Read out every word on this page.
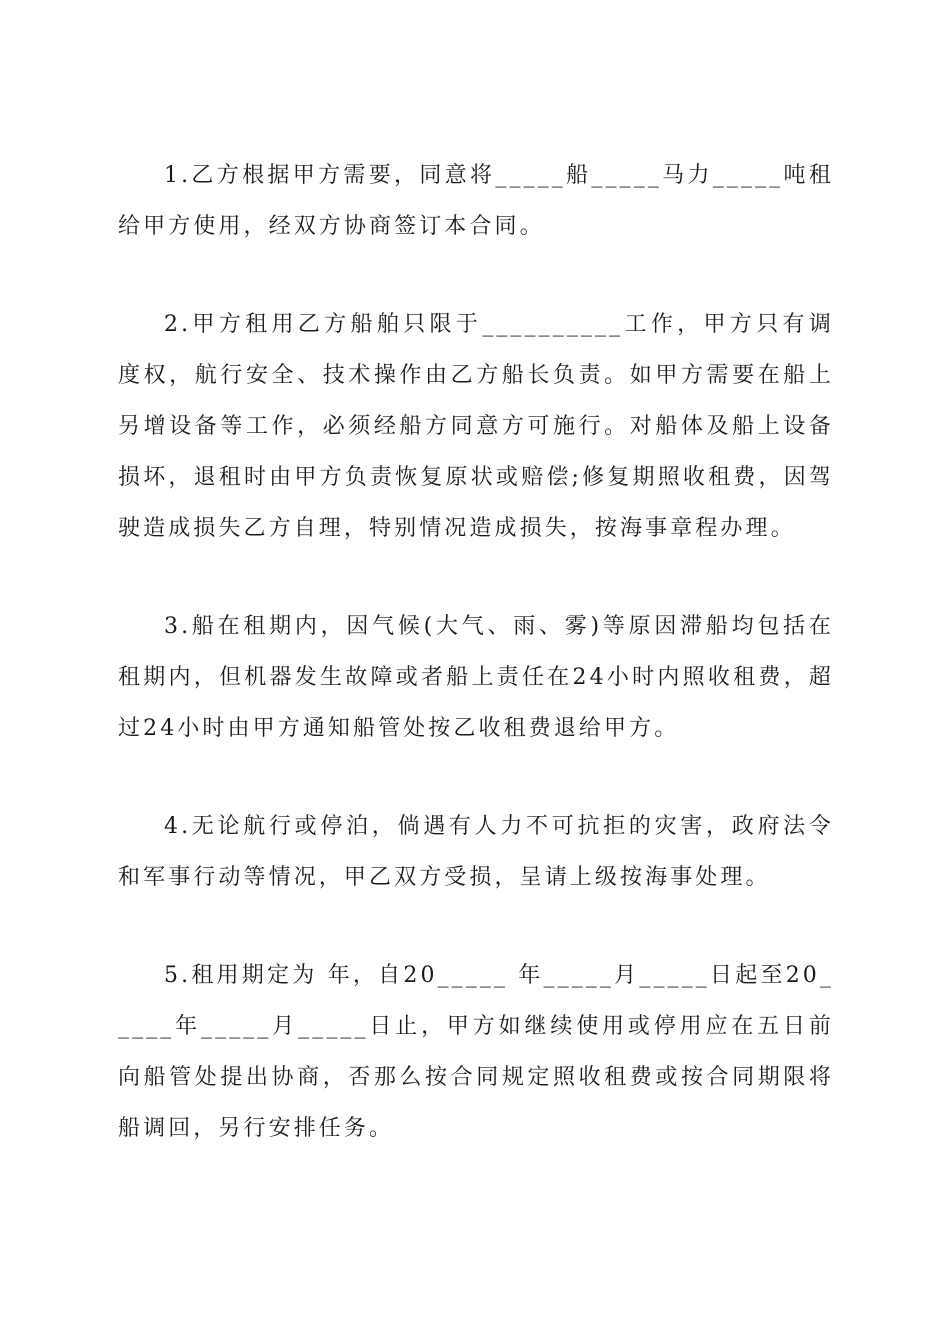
1.乙方根据甲方需要，同意将_____船_____马力_____吨租给甲方使用，经双方协商签订本合同。

2.甲方租用乙方船舶只限于__________工作，甲方只有调度权，航行安全、技术操作由乙方船长负责。如甲方需要在船上另增设备等工作，必须经船方同意方可施行。对船体及船上设备损坏，退租时由甲方负责恢复原状或赔偿;修复期照收租费，因驾驶造成损失乙方自理，特别情况造成损失，按海事章程办理。

3.船在租期内，因气候(大气、雨、雾)等原因滞船均包括在租期内，但机器发生故障或者船上责任在24小时内照收租费，超过24小时由甲方通知船管处按乙收租费退给甲方。

4.无论航行或停泊，倘遇有人力不可抗拒的灾害，政府法令和军事行动等情况，甲乙双方受损，呈请上级按海事处理。

5.租用期定为 年，自20_____ 年_____月_____日起至20_____年_____月_____日止，甲方如继续使用或停用应在五日前向船管处提出协商，否那么按合同规定照收租费或按合同期限将船调回，另行安排任务。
***
Skip the pictures, then retype every line above exactly.

Read out every word on this page.
1.乙方根据甲方需要，同意将_____船_____马力_____吨租给甲方使用，经双方协商签订本合同。

2.甲方租用乙方船舶只限于__________工作，甲方只有调度权，航行安全、技术操作由乙方船长负责。如甲方需要在船上另增设备等工作，必须经船方同意方可施行。对船体及船上设备损坏，退租时由甲方负责恢复原状或赔偿;修复期照收租费，因驾驶造成损失乙方自理，特别情况造成损失，按海事章程办理。

3.船在租期内，因气候(大气、雨、雾)等原因滞船均包括在租期内，但机器发生故障或者船上责任在24小时内照收租费，超过24小时由甲方通知船管处按乙收租费退给甲方。

4.无论航行或停泊，倘遇有人力不可抗拒的灾害，政府法令和军事行动等情况，甲乙双方受损，呈请上级按海事处理。

5.租用期定为 年，自20_____ 年_____月_____日起至20_____年_____月_____日止，甲方如继续使用或停用应在五日前向船管处提出协商，否那么按合同规定照收租费或按合同期限将船调回，另行安排任务。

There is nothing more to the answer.